*Instruction*. Pick out the lines below that include the string "того".
--- Input ---
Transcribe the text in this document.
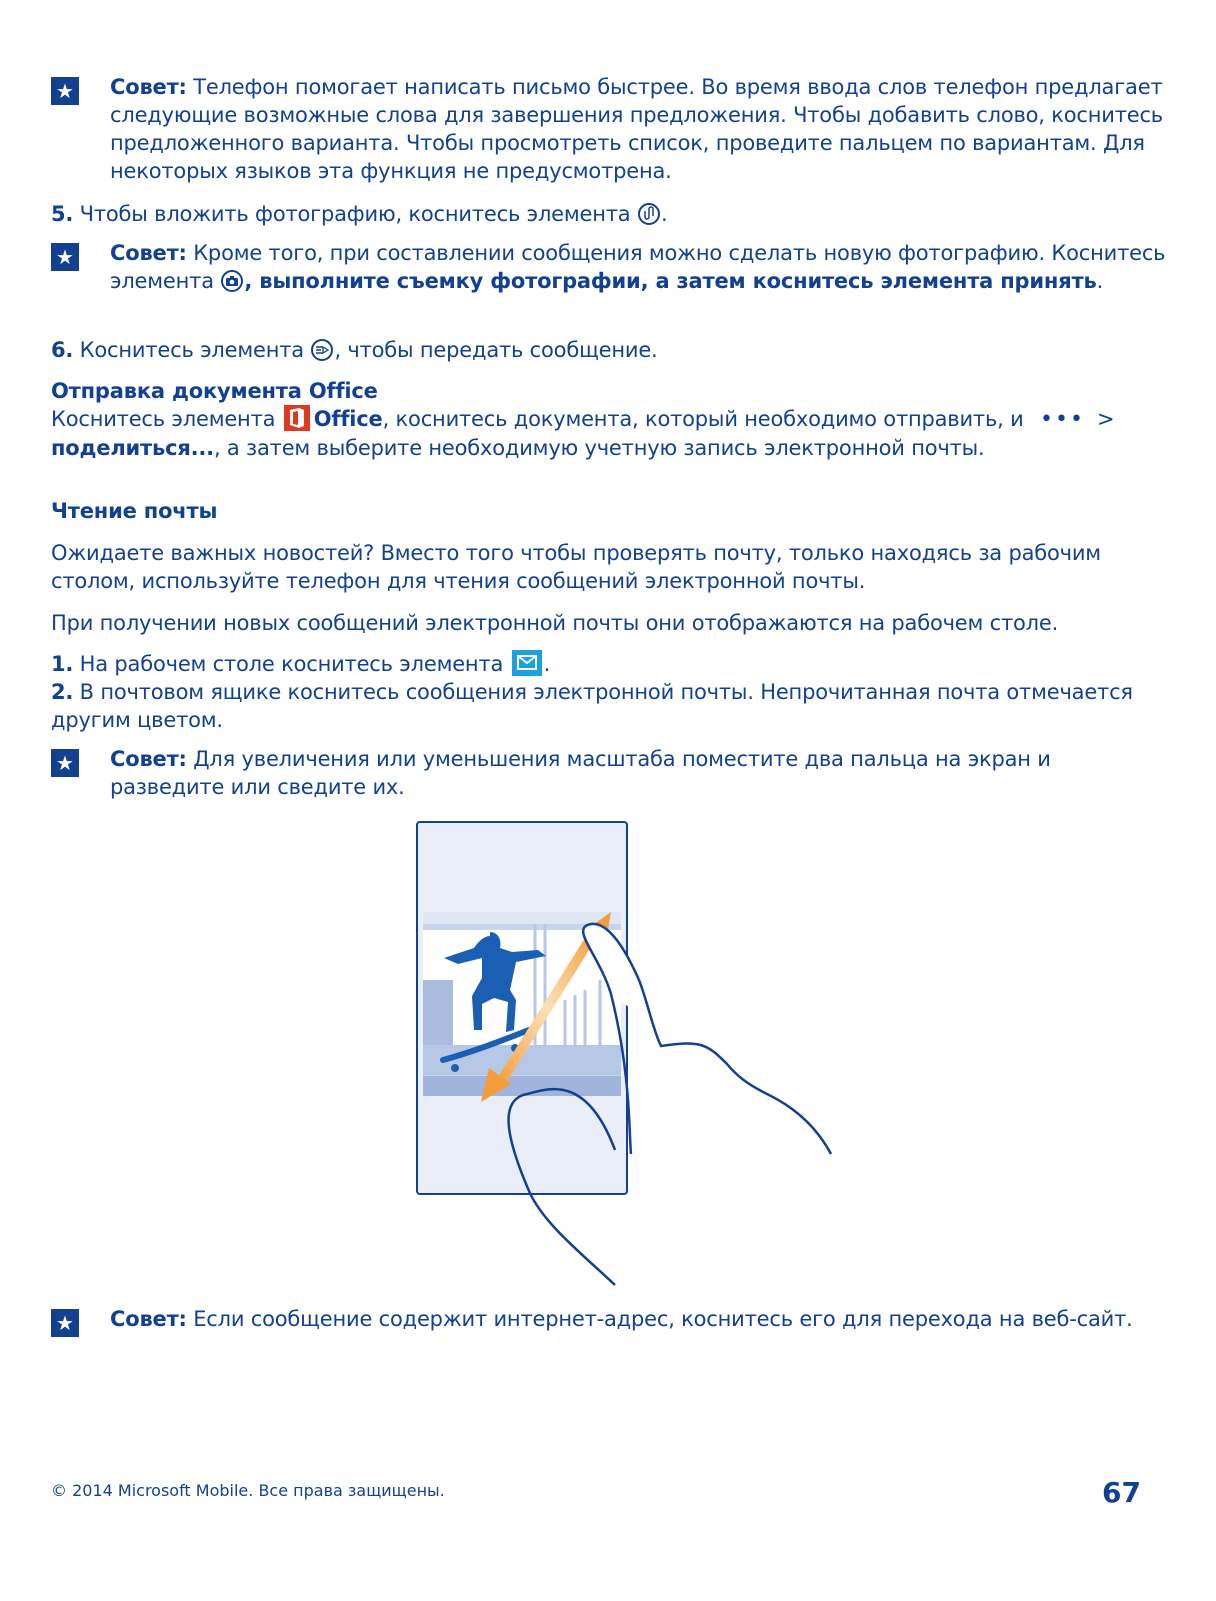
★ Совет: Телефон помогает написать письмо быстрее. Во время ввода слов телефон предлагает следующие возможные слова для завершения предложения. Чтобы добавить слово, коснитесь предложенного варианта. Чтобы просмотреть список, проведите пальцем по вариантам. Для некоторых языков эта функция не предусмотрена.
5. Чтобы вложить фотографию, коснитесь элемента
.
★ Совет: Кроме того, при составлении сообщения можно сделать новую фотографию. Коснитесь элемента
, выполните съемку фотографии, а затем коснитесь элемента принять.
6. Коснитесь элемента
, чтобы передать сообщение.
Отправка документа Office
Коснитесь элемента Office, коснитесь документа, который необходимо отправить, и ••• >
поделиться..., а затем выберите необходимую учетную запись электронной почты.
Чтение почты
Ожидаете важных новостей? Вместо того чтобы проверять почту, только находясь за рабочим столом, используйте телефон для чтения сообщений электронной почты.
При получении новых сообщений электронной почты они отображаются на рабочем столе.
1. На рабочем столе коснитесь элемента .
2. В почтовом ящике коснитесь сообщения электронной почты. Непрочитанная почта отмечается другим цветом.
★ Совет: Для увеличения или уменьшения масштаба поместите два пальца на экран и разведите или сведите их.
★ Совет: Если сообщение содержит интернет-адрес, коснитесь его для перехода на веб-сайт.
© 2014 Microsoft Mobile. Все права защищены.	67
---
*Worked answer*.
★ Совет: Кроме того, при составлении сообщения можно сделать новую фотографию. Коснитесь элемента
Ожидаете важных новостей? Вместо того чтобы проверять почту, только находясь за рабочим столом, используйте телефон для чтения сообщений электронной почты.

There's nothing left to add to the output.